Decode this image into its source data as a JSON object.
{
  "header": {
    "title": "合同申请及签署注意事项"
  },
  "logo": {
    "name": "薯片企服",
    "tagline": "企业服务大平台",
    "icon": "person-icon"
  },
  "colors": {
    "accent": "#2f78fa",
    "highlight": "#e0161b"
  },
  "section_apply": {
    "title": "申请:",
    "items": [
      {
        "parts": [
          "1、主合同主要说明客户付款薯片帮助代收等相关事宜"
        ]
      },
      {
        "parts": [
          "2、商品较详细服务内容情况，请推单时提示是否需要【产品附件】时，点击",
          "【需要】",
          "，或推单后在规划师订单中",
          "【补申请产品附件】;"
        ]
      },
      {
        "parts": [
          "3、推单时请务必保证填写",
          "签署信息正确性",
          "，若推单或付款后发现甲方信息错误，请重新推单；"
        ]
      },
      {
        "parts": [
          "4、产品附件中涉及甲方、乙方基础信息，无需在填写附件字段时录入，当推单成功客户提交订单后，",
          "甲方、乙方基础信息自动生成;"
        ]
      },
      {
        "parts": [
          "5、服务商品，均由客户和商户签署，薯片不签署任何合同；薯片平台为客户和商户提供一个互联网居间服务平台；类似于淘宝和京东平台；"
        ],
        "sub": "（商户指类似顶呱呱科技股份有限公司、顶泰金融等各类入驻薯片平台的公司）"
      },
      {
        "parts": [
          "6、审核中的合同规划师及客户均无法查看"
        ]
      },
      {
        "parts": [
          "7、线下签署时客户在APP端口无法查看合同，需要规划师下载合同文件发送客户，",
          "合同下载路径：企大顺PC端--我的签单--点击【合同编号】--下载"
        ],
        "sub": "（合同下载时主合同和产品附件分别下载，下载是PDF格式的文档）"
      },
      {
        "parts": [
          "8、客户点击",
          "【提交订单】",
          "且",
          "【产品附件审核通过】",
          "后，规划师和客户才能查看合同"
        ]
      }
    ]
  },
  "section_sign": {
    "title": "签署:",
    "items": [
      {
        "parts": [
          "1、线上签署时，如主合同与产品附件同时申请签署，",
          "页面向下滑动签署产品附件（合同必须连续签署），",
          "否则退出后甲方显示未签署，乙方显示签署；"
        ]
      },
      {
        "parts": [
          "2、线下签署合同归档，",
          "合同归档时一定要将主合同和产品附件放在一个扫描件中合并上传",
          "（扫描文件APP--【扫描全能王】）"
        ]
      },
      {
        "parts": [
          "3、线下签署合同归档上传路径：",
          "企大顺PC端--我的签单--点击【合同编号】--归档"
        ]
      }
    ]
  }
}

• Written exercise
Print the records above exactly as they appear.

• Written reply
Decode this image into its source data as a JSON object.
{
  "header": {
    "title": "合同申请及签署注意事项"
  },
  "logo": {
    "name": "薯片企服",
    "tagline": "企业服务大平台",
    "icon": "person-icon"
  },
  "colors": {
    "accent": "#2f78fa",
    "highlight": "#e0161b"
  },
  "section_apply": {
    "title": "申请:",
    "items": [
      {
        "parts": [
          "1、主合同主要说明客户付款薯片帮助代收等相关事宜"
        ]
      },
      {
        "parts": [
          "2、商品较详细服务内容情况，请推单时提示是否需要【产品附件】时，点击",
          "【需要】",
          "，或推单后在规划师订单中",
          "【补申请产品附件】;"
        ]
      },
      {
        "parts": [
          "3、推单时请务必保证填写",
          "签署信息正确性",
          "，若推单或付款后发现甲方信息错误，请重新推单；"
        ]
      },
      {
        "parts": [
          "4、产品附件中涉及甲方、乙方基础信息，无需在填写附件字段时录入，当推单成功客户提交订单后，",
          "甲方、乙方基础信息自动生成;"
        ]
      },
      {
        "parts": [
          "5、服务商品，均由客户和商户签署，薯片不签署任何合同；薯片平台为客户和商户提供一个互联网居间服务平台；类似于淘宝和京东平台；"
        ],
        "sub": "（商户指类似顶呱呱科技股份有限公司、顶泰金融等各类入驻薯片平台的公司）"
      },
      {
        "parts": [
          "6、审核中的合同规划师及客户均无法查看"
        ]
      },
      {
        "parts": [
          "7、线下签署时客户在APP端口无法查看合同，需要规划师下载合同文件发送客户，",
          "合同下载路径：企大顺PC端--我的签单--点击【合同编号】--下载"
        ],
        "sub": "（合同下载时主合同和产品附件分别下载，下载是PDF格式的文档）"
      },
      {
        "parts": [
          "8、客户点击",
          "【提交订单】",
          "且",
          "【产品附件审核通过】",
          "后，规划师和客户才能查看合同"
        ]
      }
    ]
  },
  "section_sign": {
    "title": "签署:",
    "items": [
      {
        "parts": [
          "1、线上签署时，如主合同与产品附件同时申请签署，",
          "页面向下滑动签署产品附件（合同必须连续签署），",
          "否则退出后甲方显示未签署，乙方显示签署；"
        ]
      },
      {
        "parts": [
          "2、线下签署合同归档，",
          "合同归档时一定要将主合同和产品附件放在一个扫描件中合并上传",
          "（扫描文件APP--【扫描全能王】）"
        ]
      },
      {
        "parts": [
          "3、线下签署合同归档上传路径：",
          "企大顺PC端--我的签单--点击【合同编号】--归档"
        ]
      }
    ]
  }
}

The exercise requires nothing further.